Quote the data below in full, minus the images.

--- START Records ---

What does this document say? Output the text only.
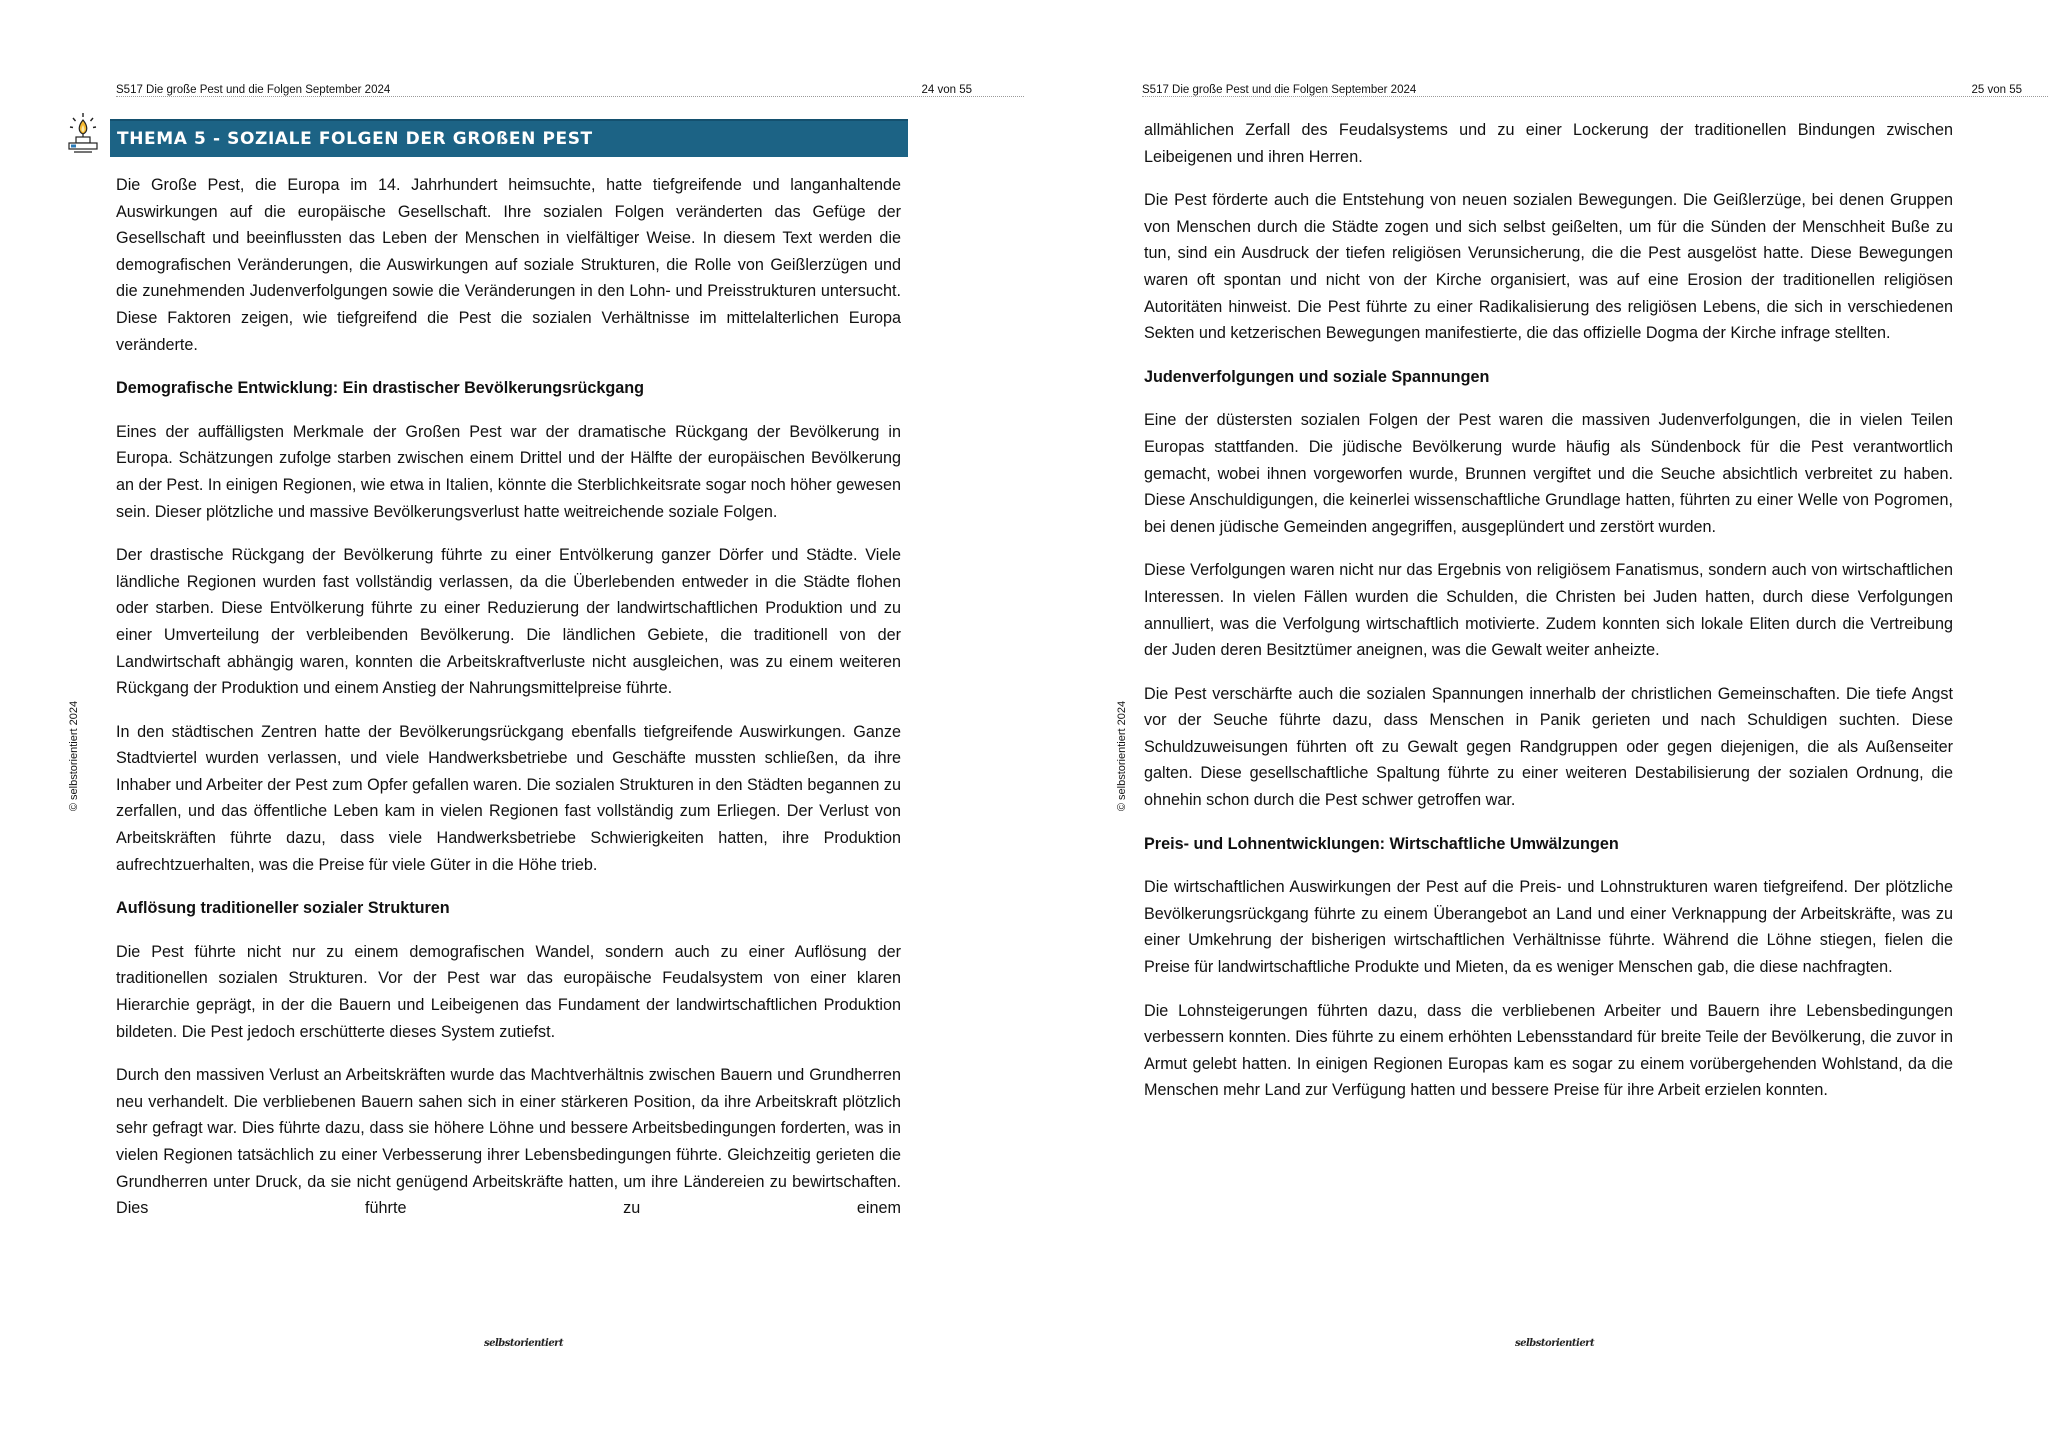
S517 Die große Pest und die Folgen September 2024	24 von 55
© selbstorientiert 2024
THEMA 5 - SOZIALE FOLGEN DER GROßEN PEST

Die Große Pest, die Europa im 14. Jahrhundert heimsuchte, hatte tiefgreifende und langanhaltende Auswirkungen auf die europäische Gesellschaft. Ihre sozialen Folgen veränderten das Gefüge der Gesellschaft und beeinflussten das Leben der Menschen in vielfältiger Weise. In diesem Text werden die demografischen Veränderungen, die Auswirkungen auf soziale Strukturen, die Rolle von Geißlerzügen und die zunehmenden Judenverfolgungen sowie die Veränderungen in den Lohn- und Preisstrukturen untersucht. Diese Faktoren zeigen, wie tiefgreifend die Pest die sozialen Verhältnisse im mittelalterlichen Europa veränderte.

Demografische Entwicklung: Ein drastischer Bevölkerungsrückgang

Eines der auffälligsten Merkmale der Großen Pest war der dramatische Rückgang der Bevölkerung in Europa. Schätzungen zufolge starben zwischen einem Drittel und der Hälfte der europäischen Bevölkerung an der Pest. In einigen Regionen, wie etwa in Italien, könnte die Sterblichkeitsrate sogar noch höher gewesen sein. Dieser plötzliche und massive Bevölkerungsverlust hatte weitreichende soziale Folgen.

Der drastische Rückgang der Bevölkerung führte zu einer Entvölkerung ganzer Dörfer und Städte. Viele ländliche Regionen wurden fast vollständig verlassen, da die Überlebenden entweder in die Städte flohen oder starben. Diese Entvölkerung führte zu einer Reduzierung der landwirtschaftlichen Produktion und zu einer Umverteilung der verbleibenden Bevölkerung. Die ländlichen Gebiete, die traditionell von der Landwirtschaft abhängig waren, konnten die Arbeitskraftverluste nicht ausgleichen, was zu einem weiteren Rückgang der Produktion und einem Anstieg der Nahrungsmittelpreise führte.

In den städtischen Zentren hatte der Bevölkerungsrückgang ebenfalls tiefgreifende Auswirkungen. Ganze Stadtviertel wurden verlassen, und viele Handwerksbetriebe und Geschäfte mussten schließen, da ihre Inhaber und Arbeiter der Pest zum Opfer gefallen waren. Die sozialen Strukturen in den Städten begannen zu zerfallen, und das öffentliche Leben kam in vielen Regionen fast vollständig zum Erliegen. Der Verlust von Arbeitskräften führte dazu, dass viele Handwerksbetriebe Schwierigkeiten hatten, ihre Produktion aufrechtzuerhalten, was die Preise für viele Güter in die Höhe trieb.

Auflösung traditioneller sozialer Strukturen

Die Pest führte nicht nur zu einem demografischen Wandel, sondern auch zu einer Auflösung der traditionellen sozialen Strukturen. Vor der Pest war das europäische Feudalsystem von einer klaren Hierarchie geprägt, in der die Bauern und Leibeigenen das Fundament der landwirtschaftlichen Produktion bildeten. Die Pest jedoch erschütterte dieses System zutiefst.

Durch den massiven Verlust an Arbeitskräften wurde das Machtverhältnis zwischen Bauern und Grundherren neu verhandelt. Die verbliebenen Bauern sahen sich in einer stärkeren Position, da ihre Arbeitskraft plötzlich sehr gefragt war. Dies führte dazu, dass sie höhere Löhne und bessere Arbeitsbedingungen forderten, was in vielen Regionen tatsächlich zu einer Verbesserung ihrer Lebensbedingungen führte. Gleichzeitig gerieten die Grundherren unter Druck, da sie nicht genügend Arbeitskräfte hatten, um ihre Ländereien zu bewirtschaften. Dies führte zu einem

selbstorientiert
S517 Die große Pest und die Folgen September 2024	25 von 55
© selbstorientiert 2024

allmählichen Zerfall des Feudalsystems und zu einer Lockerung der traditionellen Bindungen zwischen Leibeigenen und ihren Herren.

Die Pest förderte auch die Entstehung von neuen sozialen Bewegungen. Die Geißlerzüge, bei denen Gruppen von Menschen durch die Städte zogen und sich selbst geißelten, um für die Sünden der Menschheit Buße zu tun, sind ein Ausdruck der tiefen religiösen Verunsicherung, die die Pest ausgelöst hatte. Diese Bewegungen waren oft spontan und nicht von der Kirche organisiert, was auf eine Erosion der traditionellen religiösen Autoritäten hinweist. Die Pest führte zu einer Radikalisierung des religiösen Lebens, die sich in verschiedenen Sekten und ketzerischen Bewegungen manifestierte, die das offizielle Dogma der Kirche infrage stellten.

Judenverfolgungen und soziale Spannungen

Eine der düstersten sozialen Folgen der Pest waren die massiven Judenverfolgungen, die in vielen Teilen Europas stattfanden. Die jüdische Bevölkerung wurde häufig als Sündenbock für die Pest verantwortlich gemacht, wobei ihnen vorgeworfen wurde, Brunnen vergiftet und die Seuche absichtlich verbreitet zu haben. Diese Anschuldigungen, die keinerlei wissenschaftliche Grundlage hatten, führten zu einer Welle von Pogromen, bei denen jüdische Gemeinden angegriffen, ausgeplündert und zerstört wurden.

Diese Verfolgungen waren nicht nur das Ergebnis von religiösem Fanatismus, sondern auch von wirtschaftlichen Interessen. In vielen Fällen wurden die Schulden, die Christen bei Juden hatten, durch diese Verfolgungen annulliert, was die Verfolgung wirtschaftlich motivierte. Zudem konnten sich lokale Eliten durch die Vertreibung der Juden deren Besitztümer aneignen, was die Gewalt weiter anheizte.

Die Pest verschärfte auch die sozialen Spannungen innerhalb der christlichen Gemeinschaften. Die tiefe Angst vor der Seuche führte dazu, dass Menschen in Panik gerieten und nach Schuldigen suchten. Diese Schuldzuweisungen führten oft zu Gewalt gegen Randgruppen oder gegen diejenigen, die als Außenseiter galten. Diese gesellschaftliche Spaltung führte zu einer weiteren Destabilisierung der sozialen Ordnung, die ohnehin schon durch die Pest schwer getroffen war.

Preis- und Lohnentwicklungen: Wirtschaftliche Umwälzungen

Die wirtschaftlichen Auswirkungen der Pest auf die Preis- und Lohnstrukturen waren tiefgreifend. Der plötzliche Bevölkerungsrückgang führte zu einem Überangebot an Land und einer Verknappung der Arbeitskräfte, was zu einer Umkehrung der bisherigen wirtschaftlichen Verhältnisse führte. Während die Löhne stiegen, fielen die Preise für landwirtschaftliche Produkte und Mieten, da es weniger Menschen gab, die diese nachfragten.

Die Lohnsteigerungen führten dazu, dass die verbliebenen Arbeiter und Bauern ihre Lebensbedingungen verbessern konnten. Dies führte zu einem erhöhten Lebensstandard für breite Teile der Bevölkerung, die zuvor in Armut gelebt hatten. In einigen Regionen Europas kam es sogar zu einem vorübergehenden Wohlstand, da die Menschen mehr Land zur Verfügung hatten und bessere Preise für ihre Arbeit erzielen konnten.

selbstorientiert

--- END Records ---

→ **Finished exercise**:
What does this document say? Output the text only.
S517 Die große Pest und die Folgen September 2024	24 von 55
© selbstorientiert 2024
THEMA 5 - SOZIALE FOLGEN DER GROßEN PEST

Die Große Pest, die Europa im 14. Jahrhundert heimsuchte, hatte tiefgreifende und langanhaltende Auswirkungen auf die europäische Gesellschaft. Ihre sozialen Folgen veränderten das Gefüge der Gesellschaft und beeinflussten das Leben der Menschen in vielfältiger Weise. In diesem Text werden die demografischen Veränderungen, die Auswirkungen auf soziale Strukturen, die Rolle von Geißlerzügen und die zunehmenden Judenverfolgungen sowie die Veränderungen in den Lohn- und Preisstrukturen untersucht. Diese Faktoren zeigen, wie tiefgreifend die Pest die sozialen Verhältnisse im mittelalterlichen Europa veränderte.

Demografische Entwicklung: Ein drastischer Bevölkerungsrückgang

Eines der auffälligsten Merkmale der Großen Pest war der dramatische Rückgang der Bevölkerung in Europa. Schätzungen zufolge starben zwischen einem Drittel und der Hälfte der europäischen Bevölkerung an der Pest. In einigen Regionen, wie etwa in Italien, könnte die Sterblichkeitsrate sogar noch höher gewesen sein. Dieser plötzliche und massive Bevölkerungsverlust hatte weitreichende soziale Folgen.

Der drastische Rückgang der Bevölkerung führte zu einer Entvölkerung ganzer Dörfer und Städte. Viele ländliche Regionen wurden fast vollständig verlassen, da die Überlebenden entweder in die Städte flohen oder starben. Diese Entvölkerung führte zu einer Reduzierung der landwirtschaftlichen Produktion und zu einer Umverteilung der verbleibenden Bevölkerung. Die ländlichen Gebiete, die traditionell von der Landwirtschaft abhängig waren, konnten die Arbeitskraftverluste nicht ausgleichen, was zu einem weiteren Rückgang der Produktion und einem Anstieg der Nahrungsmittelpreise führte.

In den städtischen Zentren hatte der Bevölkerungsrückgang ebenfalls tiefgreifende Auswirkungen. Ganze Stadtviertel wurden verlassen, und viele Handwerksbetriebe und Geschäfte mussten schließen, da ihre Inhaber und Arbeiter der Pest zum Opfer gefallen waren. Die sozialen Strukturen in den Städten begannen zu zerfallen, und das öffentliche Leben kam in vielen Regionen fast vollständig zum Erliegen. Der Verlust von Arbeitskräften führte dazu, dass viele Handwerksbetriebe Schwierigkeiten hatten, ihre Produktion aufrechtzuerhalten, was die Preise für viele Güter in die Höhe trieb.

Auflösung traditioneller sozialer Strukturen

Die Pest führte nicht nur zu einem demografischen Wandel, sondern auch zu einer Auflösung der traditionellen sozialen Strukturen. Vor der Pest war das europäische Feudalsystem von einer klaren Hierarchie geprägt, in der die Bauern und Leibeigenen das Fundament der landwirtschaftlichen Produktion bildeten. Die Pest jedoch erschütterte dieses System zutiefst.

Durch den massiven Verlust an Arbeitskräften wurde das Machtverhältnis zwischen Bauern und Grundherren neu verhandelt. Die verbliebenen Bauern sahen sich in einer stärkeren Position, da ihre Arbeitskraft plötzlich sehr gefragt war. Dies führte dazu, dass sie höhere Löhne und bessere Arbeitsbedingungen forderten, was in vielen Regionen tatsächlich zu einer Verbesserung ihrer Lebensbedingungen führte. Gleichzeitig gerieten die Grundherren unter Druck, da sie nicht genügend Arbeitskräfte hatten, um ihre Ländereien zu bewirtschaften. Dies führte zu einem

selbstorientiert
S517 Die große Pest und die Folgen September 2024	25 von 55
© selbstorientiert 2024

allmählichen Zerfall des Feudalsystems und zu einer Lockerung der traditionellen Bindungen zwischen Leibeigenen und ihren Herren.

Die Pest förderte auch die Entstehung von neuen sozialen Bewegungen. Die Geißlerzüge, bei denen Gruppen von Menschen durch die Städte zogen und sich selbst geißelten, um für die Sünden der Menschheit Buße zu tun, sind ein Ausdruck der tiefen religiösen Verunsicherung, die die Pest ausgelöst hatte. Diese Bewegungen waren oft spontan und nicht von der Kirche organisiert, was auf eine Erosion der traditionellen religiösen Autoritäten hinweist. Die Pest führte zu einer Radikalisierung des religiösen Lebens, die sich in verschiedenen Sekten und ketzerischen Bewegungen manifestierte, die das offizielle Dogma der Kirche infrage stellten.

Judenverfolgungen und soziale Spannungen

Eine der düstersten sozialen Folgen der Pest waren die massiven Judenverfolgungen, die in vielen Teilen Europas stattfanden. Die jüdische Bevölkerung wurde häufig als Sündenbock für die Pest verantwortlich gemacht, wobei ihnen vorgeworfen wurde, Brunnen vergiftet und die Seuche absichtlich verbreitet zu haben. Diese Anschuldigungen, die keinerlei wissenschaftliche Grundlage hatten, führten zu einer Welle von Pogromen, bei denen jüdische Gemeinden angegriffen, ausgeplündert und zerstört wurden.

Diese Verfolgungen waren nicht nur das Ergebnis von religiösem Fanatismus, sondern auch von wirtschaftlichen Interessen. In vielen Fällen wurden die Schulden, die Christen bei Juden hatten, durch diese Verfolgungen annulliert, was die Verfolgung wirtschaftlich motivierte. Zudem konnten sich lokale Eliten durch die Vertreibung der Juden deren Besitztümer aneignen, was die Gewalt weiter anheizte.

Die Pest verschärfte auch die sozialen Spannungen innerhalb der christlichen Gemeinschaften. Die tiefe Angst vor der Seuche führte dazu, dass Menschen in Panik gerieten und nach Schuldigen suchten. Diese Schuldzuweisungen führten oft zu Gewalt gegen Randgruppen oder gegen diejenigen, die als Außenseiter galten. Diese gesellschaftliche Spaltung führte zu einer weiteren Destabilisierung der sozialen Ordnung, die ohnehin schon durch die Pest schwer getroffen war.

Preis- und Lohnentwicklungen: Wirtschaftliche Umwälzungen

Die wirtschaftlichen Auswirkungen der Pest auf die Preis- und Lohnstrukturen waren tiefgreifend. Der plötzliche Bevölkerungsrückgang führte zu einem Überangebot an Land und einer Verknappung der Arbeitskräfte, was zu einer Umkehrung der bisherigen wirtschaftlichen Verhältnisse führte. Während die Löhne stiegen, fielen die Preise für landwirtschaftliche Produkte und Mieten, da es weniger Menschen gab, die diese nachfragten.

Die Lohnsteigerungen führten dazu, dass die verbliebenen Arbeiter und Bauern ihre Lebensbedingungen verbessern konnten. Dies führte zu einem erhöhten Lebensstandard für breite Teile der Bevölkerung, die zuvor in Armut gelebt hatten. In einigen Regionen Europas kam es sogar zu einem vorübergehenden Wohlstand, da die Menschen mehr Land zur Verfügung hatten und bessere Preise für ihre Arbeit erzielen konnten.

selbstorientiert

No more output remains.